WHAT IS ASKED.
Transcribe every entry word for word, leaving out all images.

━━━━━ STORED RECORDS ━━━━━

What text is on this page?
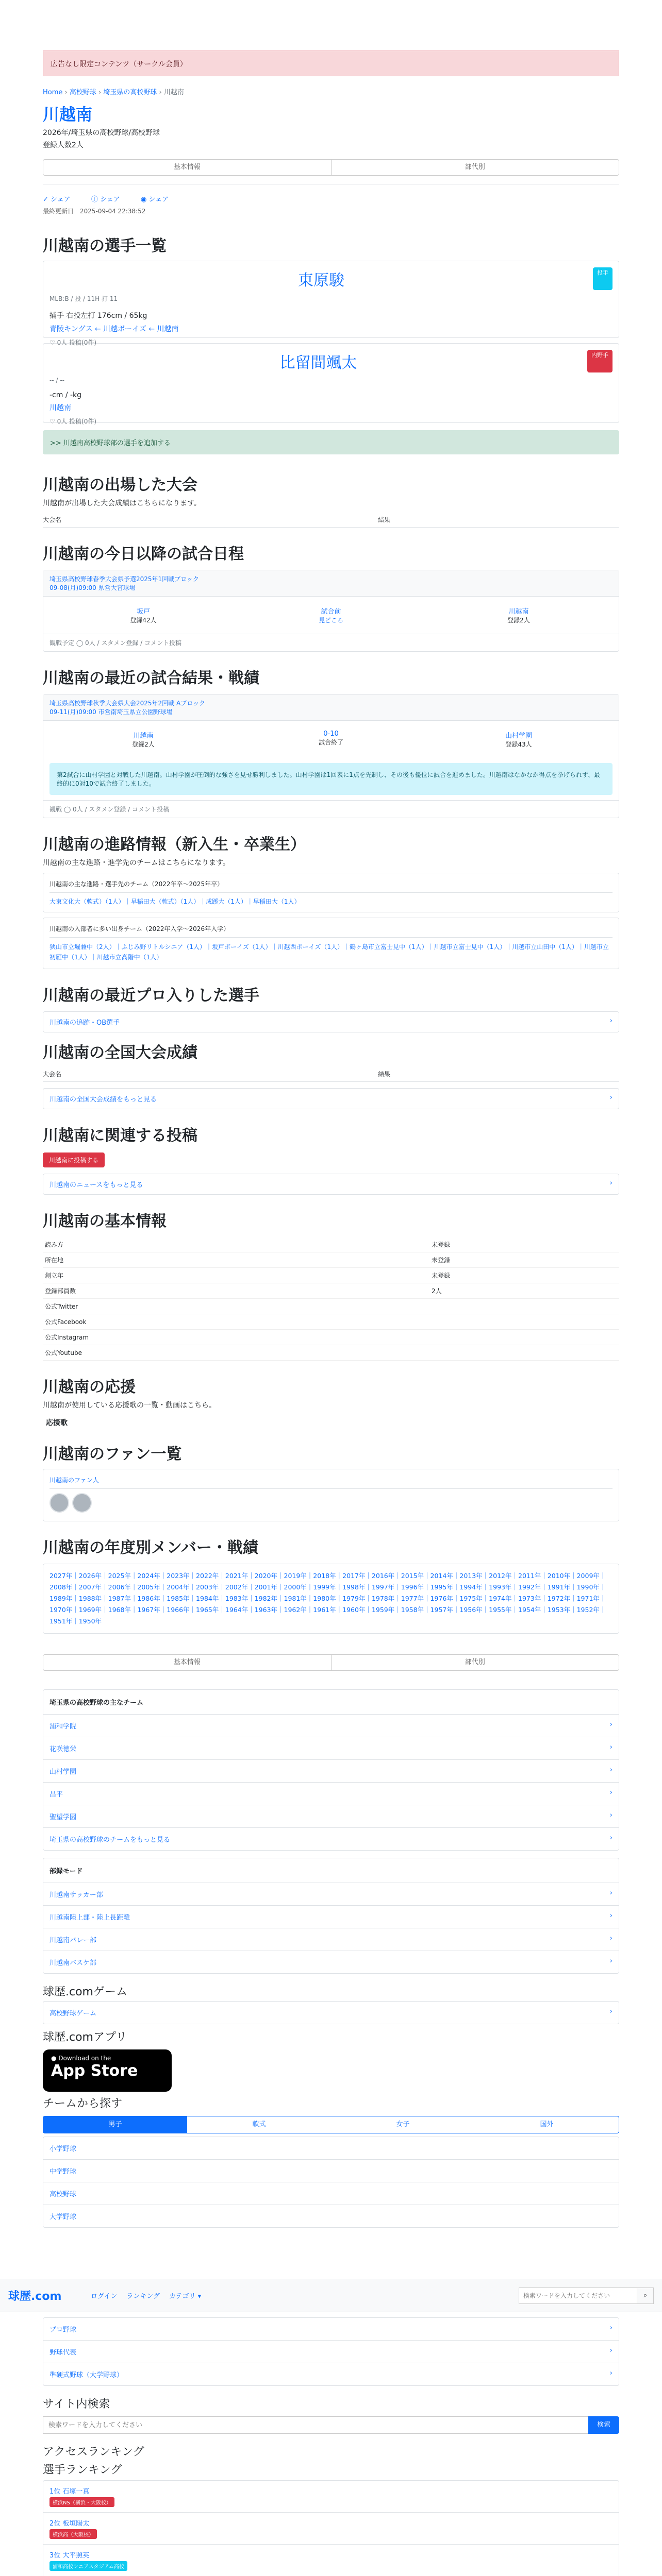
広告なし限定コンテンツ（サークル会員）
Home › 高校野球 › 埼玉県の高校野球 › 川越南
川越南
2026年/埼玉県の高校野球/高校野球
登録人数2人
基本情報	部代別
✓ シェア	ⓕ シェア	◉ シェア
最終更新日　2025-09-04 22:38:52
川越南の選手一覧
東原駿	投手
MLB:B / 投 / 11H 打 11
捕手 右投左打 176cm / 65kg
青陵キングス ← 川越ボーイズ ← 川越南
♡ 0人 投稿(0件)
比留間颯太	内野手
-- / --
-cm / -kg
川越南
♡ 0人 投稿(0件)
>> 川越南高校野球部の選手を追加する
川越南の出場した大会
川越南が出場した大会成績はこちらになります。
大会名	結果
川越南の今日以降の試合日程
埼玉県高校野球春季大会県予選2025年1回戦ブロック
09-08(月)09:00 県営大宮球場
坂戸
登録42人
試合前
見どころ
川越南
登録2人
観戦予定 ◯ 0人 / スタメン登録 / コメント投稿
川越南の最近の試合結果・戦績
埼玉県高校野球秋季大会県大会2025年2回戦 Aブロック
09-11(月)09:00 市営南埼玉県立公園野球場
川越南
登録2人
0-10
試合終了
山村学園
登録43人
第2試合に山村学園と対戦した川越南。山村学園が圧倒的な強さを見せ勝利しました。山村学園は1回表に1点を先制し、その後も優位に試合を進めました。川越南はなかなか得点を挙げられず、最終的に0対10で試合終了しました。
観戦 ◯ 0人 / スタメン登録 / コメント投稿
川越南の進路情報（新入生・卒業生）
川越南の主な進路・進学先のチームはこちらになります。
川越南の主な進路・選手先のチーム（2022年卒〜2025年卒）
大東文化大（軟式）（1人）｜早稲田大（軟式）（1人）｜成蹊大（1人）｜早稲田大（1人）
川越南の入部者に多い出身チーム（2022年入学〜2026年入学）
狭山市立堀兼中（2人）｜ふじみ野リトルシニア（1人）｜坂戸ボーイズ（1人）｜川越西ボーイズ（1人）｜鶴ヶ島市立富士見中（1人）｜川越市立富士見中（1人）｜川越市立山田中（1人）｜川越市立初雁中（1人）｜川越市立高階中（1人）
川越南の最近プロ入りした選手
川越南の追跡・OB選手	›
川越南の全国大会成績
大会名	結果
川越南の全国大会成績をもっと見る	›
川越南に関連する投稿
川越南に投稿する
川越南のニュースをもっと見る	›
川越南の基本情報
読み方	未登録
所在地	未登録
創立年	未登録
登録部員数	2人
公式Twitter	
公式Facebook	
公式Instagram	
公式Youtube	
川越南の応援
川越南が使用している応援歌の一覧・動画はこちら。
応援歌
川越南のファン一覧
川越南のファン人
川越南の年度別メンバー・戦績
2027年｜2026年｜2025年｜2024年｜2023年｜2022年｜2021年｜2020年｜2019年｜2018年｜2017年｜2016年｜2015年｜2014年｜2013年｜2012年｜2011年｜2010年｜2009年｜2008年｜2007年｜2006年｜2005年｜2004年｜2003年｜2002年｜2001年｜2000年｜1999年｜1998年｜1997年｜1996年｜1995年｜1994年｜1993年｜1992年｜1991年｜1990年｜1989年｜1988年｜1987年｜1986年｜1985年｜1984年｜1983年｜1982年｜1981年｜1980年｜1979年｜1978年｜1977年｜1976年｜1975年｜1974年｜1973年｜1972年｜1971年｜1970年｜1969年｜1968年｜1967年｜1966年｜1965年｜1964年｜1963年｜1962年｜1961年｜1960年｜1959年｜1958年｜1957年｜1956年｜1955年｜1954年｜1953年｜1952年｜1951年｜1950年
基本情報	部代別
埼玉県の高校野球の主なチーム
浦和学院	›
花咲徳栄	›
山村学園	›
昌平	›
聖望学園	›
埼玉県の高校野球のチームをもっと見る	›
部録モード
川越南サッカー部	›
川越南陸上部・陸上長距離	›
川越南バレー部	›
川越南バスケ部	›
球歴.comゲーム
高校野球ゲーム	›
球歴.comアプリ
● Download on the
App Store
チームから探す
男子	軟式	女子	国外
小学野球
中学野球
高校野球
大学野球
球歴.com	ログイン ランキング カテゴリ ▾
検索ワードを入力してください	⌕
プロ野球	›
野球代表	›
準硬式野球（大学野球）	›
サイト内検索
検索ワードを入力してください
検索
アクセスランキング
選手ランキング
1位 石塚一真
横浜NS（横浜・大阪校）
2位 板垣陽太
横浜高（大阪校）
3位 大平照英
浦和高校シニアスタジアム高校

━━━━━

EXPECTED ANSWER.
What text is on this page?
広告なし限定コンテンツ（サークル会員）
Home › 高校野球 › 埼玉県の高校野球 › 川越南
川越南
2026年/埼玉県の高校野球/高校野球
登録人数2人
基本情報	部代別
✓ シェア	ⓕ シェア	◉ シェア
最終更新日　2025-09-04 22:38:52
川越南の選手一覧
東原駿	投手
MLB:B / 投 / 11H 打 11
捕手 右投左打 176cm / 65kg
青陵キングス ← 川越ボーイズ ← 川越南
♡ 0人 投稿(0件)
比留間颯太	内野手
-- / --
-cm / -kg
川越南
♡ 0人 投稿(0件)
>> 川越南高校野球部の選手を追加する
川越南の出場した大会
川越南が出場した大会成績はこちらになります。
大会名	結果
川越南の今日以降の試合日程
埼玉県高校野球春季大会県予選2025年1回戦ブロック
09-08(月)09:00 県営大宮球場
坂戸
登録42人
試合前
見どころ
川越南
登録2人
観戦予定 ◯ 0人 / スタメン登録 / コメント投稿
川越南の最近の試合結果・戦績
埼玉県高校野球秋季大会県大会2025年2回戦 Aブロック
09-11(月)09:00 市営南埼玉県立公園野球場
川越南
登録2人
0-10
試合終了
山村学園
登録43人
第2試合に山村学園と対戦した川越南。山村学園が圧倒的な強さを見せ勝利しました。山村学園は1回表に1点を先制し、その後も優位に試合を進めました。川越南はなかなか得点を挙げられず、最終的に0対10で試合終了しました。
観戦 ◯ 0人 / スタメン登録 / コメント投稿
川越南の進路情報（新入生・卒業生）
川越南の主な進路・進学先のチームはこちらになります。
川越南の主な進路・選手先のチーム（2022年卒〜2025年卒）
大東文化大（軟式）（1人）｜早稲田大（軟式）（1人）｜成蹊大（1人）｜早稲田大（1人）
川越南の入部者に多い出身チーム（2022年入学〜2026年入学）
狭山市立堀兼中（2人）｜ふじみ野リトルシニア（1人）｜坂戸ボーイズ（1人）｜川越西ボーイズ（1人）｜鶴ヶ島市立富士見中（1人）｜川越市立富士見中（1人）｜川越市立山田中（1人）｜川越市立初雁中（1人）｜川越市立高階中（1人）
川越南の最近プロ入りした選手
川越南の追跡・OB選手	›
川越南の全国大会成績
大会名	結果
川越南の全国大会成績をもっと見る	›
川越南に関連する投稿
川越南に投稿する
川越南のニュースをもっと見る	›
川越南の基本情報
読み方	未登録
所在地	未登録
創立年	未登録
登録部員数	2人
公式Twitter	
公式Facebook	
公式Instagram	
公式Youtube	
川越南の応援
川越南が使用している応援歌の一覧・動画はこちら。
応援歌
川越南のファン一覧
川越南のファン人
川越南の年度別メンバー・戦績
2027年｜2026年｜2025年｜2024年｜2023年｜2022年｜2021年｜2020年｜2019年｜2018年｜2017年｜2016年｜2015年｜2014年｜2013年｜2012年｜2011年｜2010年｜2009年｜2008年｜2007年｜2006年｜2005年｜2004年｜2003年｜2002年｜2001年｜2000年｜1999年｜1998年｜1997年｜1996年｜1995年｜1994年｜1993年｜1992年｜1991年｜1990年｜1989年｜1988年｜1987年｜1986年｜1985年｜1984年｜1983年｜1982年｜1981年｜1980年｜1979年｜1978年｜1977年｜1976年｜1975年｜1974年｜1973年｜1972年｜1971年｜1970年｜1969年｜1968年｜1967年｜1966年｜1965年｜1964年｜1963年｜1962年｜1961年｜1960年｜1959年｜1958年｜1957年｜1956年｜1955年｜1954年｜1953年｜1952年｜1951年｜1950年
基本情報	部代別
埼玉県の高校野球の主なチーム
浦和学院	›
花咲徳栄	›
山村学園	›
昌平	›
聖望学園	›
埼玉県の高校野球のチームをもっと見る	›
部録モード
川越南サッカー部	›
川越南陸上部・陸上長距離	›
川越南バレー部	›
川越南バスケ部	›
球歴.comゲーム
高校野球ゲーム	›
球歴.comアプリ
● Download on the
App Store
チームから探す
男子	軟式	女子	国外
小学野球
中学野球
高校野球
大学野球
球歴.com	ログイン ランキング カテゴリ ▾
検索ワードを入力してください	⌕
プロ野球	›
野球代表	›
準硬式野球（大学野球）	›
サイト内検索
検索ワードを入力してください
検索
アクセスランキング
選手ランキング
1位 石塚一真
横浜NS（横浜・大阪校）
2位 板垣陽太
横浜高（大阪校）
3位 大平照英
浦和高校シニアスタジアム高校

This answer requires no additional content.